— Start —

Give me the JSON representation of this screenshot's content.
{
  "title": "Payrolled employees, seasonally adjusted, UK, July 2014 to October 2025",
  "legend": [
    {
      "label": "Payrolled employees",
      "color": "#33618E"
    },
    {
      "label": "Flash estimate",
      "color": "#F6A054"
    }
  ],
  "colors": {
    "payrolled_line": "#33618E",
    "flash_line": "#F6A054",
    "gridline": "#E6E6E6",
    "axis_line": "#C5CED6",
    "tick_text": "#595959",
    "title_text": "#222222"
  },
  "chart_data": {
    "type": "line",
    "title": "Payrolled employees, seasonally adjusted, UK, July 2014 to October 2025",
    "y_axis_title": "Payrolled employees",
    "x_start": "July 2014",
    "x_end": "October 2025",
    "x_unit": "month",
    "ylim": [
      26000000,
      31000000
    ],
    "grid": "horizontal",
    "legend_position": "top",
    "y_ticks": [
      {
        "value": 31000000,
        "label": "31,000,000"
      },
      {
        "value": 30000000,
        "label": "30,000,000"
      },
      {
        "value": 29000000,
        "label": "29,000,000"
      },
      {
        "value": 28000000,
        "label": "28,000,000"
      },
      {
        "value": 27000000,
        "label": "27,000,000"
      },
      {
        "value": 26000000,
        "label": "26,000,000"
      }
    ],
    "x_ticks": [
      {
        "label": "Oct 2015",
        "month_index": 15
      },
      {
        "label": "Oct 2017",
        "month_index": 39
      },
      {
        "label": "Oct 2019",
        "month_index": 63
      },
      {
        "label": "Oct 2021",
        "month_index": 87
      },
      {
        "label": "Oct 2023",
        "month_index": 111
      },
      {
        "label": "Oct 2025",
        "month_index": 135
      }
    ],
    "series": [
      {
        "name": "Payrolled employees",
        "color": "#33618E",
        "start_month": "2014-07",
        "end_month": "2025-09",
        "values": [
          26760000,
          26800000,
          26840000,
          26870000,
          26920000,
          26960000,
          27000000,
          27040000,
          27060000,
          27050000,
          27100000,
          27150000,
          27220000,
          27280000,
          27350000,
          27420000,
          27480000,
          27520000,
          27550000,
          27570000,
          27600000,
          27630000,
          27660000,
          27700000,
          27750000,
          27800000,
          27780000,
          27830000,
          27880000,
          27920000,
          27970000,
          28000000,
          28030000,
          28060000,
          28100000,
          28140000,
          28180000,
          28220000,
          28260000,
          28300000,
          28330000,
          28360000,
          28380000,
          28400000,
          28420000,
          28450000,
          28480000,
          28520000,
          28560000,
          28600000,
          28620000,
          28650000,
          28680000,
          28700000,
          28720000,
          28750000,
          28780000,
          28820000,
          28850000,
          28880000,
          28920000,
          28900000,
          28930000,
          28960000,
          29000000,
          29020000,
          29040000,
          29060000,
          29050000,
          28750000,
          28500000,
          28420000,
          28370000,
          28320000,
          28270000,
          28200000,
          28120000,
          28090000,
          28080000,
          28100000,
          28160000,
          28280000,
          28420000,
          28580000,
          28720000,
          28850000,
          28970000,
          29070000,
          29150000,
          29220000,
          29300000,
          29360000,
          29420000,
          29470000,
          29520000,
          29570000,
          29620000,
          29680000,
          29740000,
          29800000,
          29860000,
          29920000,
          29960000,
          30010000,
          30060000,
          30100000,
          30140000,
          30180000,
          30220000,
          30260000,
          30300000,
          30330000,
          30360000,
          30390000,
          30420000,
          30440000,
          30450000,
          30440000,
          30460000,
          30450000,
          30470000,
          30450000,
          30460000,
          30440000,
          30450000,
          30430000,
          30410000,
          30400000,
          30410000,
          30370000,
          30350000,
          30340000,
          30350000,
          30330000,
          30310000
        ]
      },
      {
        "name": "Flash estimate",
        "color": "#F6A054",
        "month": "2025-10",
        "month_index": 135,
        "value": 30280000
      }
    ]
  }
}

— End —

Copy out all lines where the word "seasonally" appears.

  "title": "Payrolled employees, seasonally adjusted, UK, July 2014 to October 2025",
    "title": "Payrolled employees, seasonally adjusted, UK, July 2014 to October 2025",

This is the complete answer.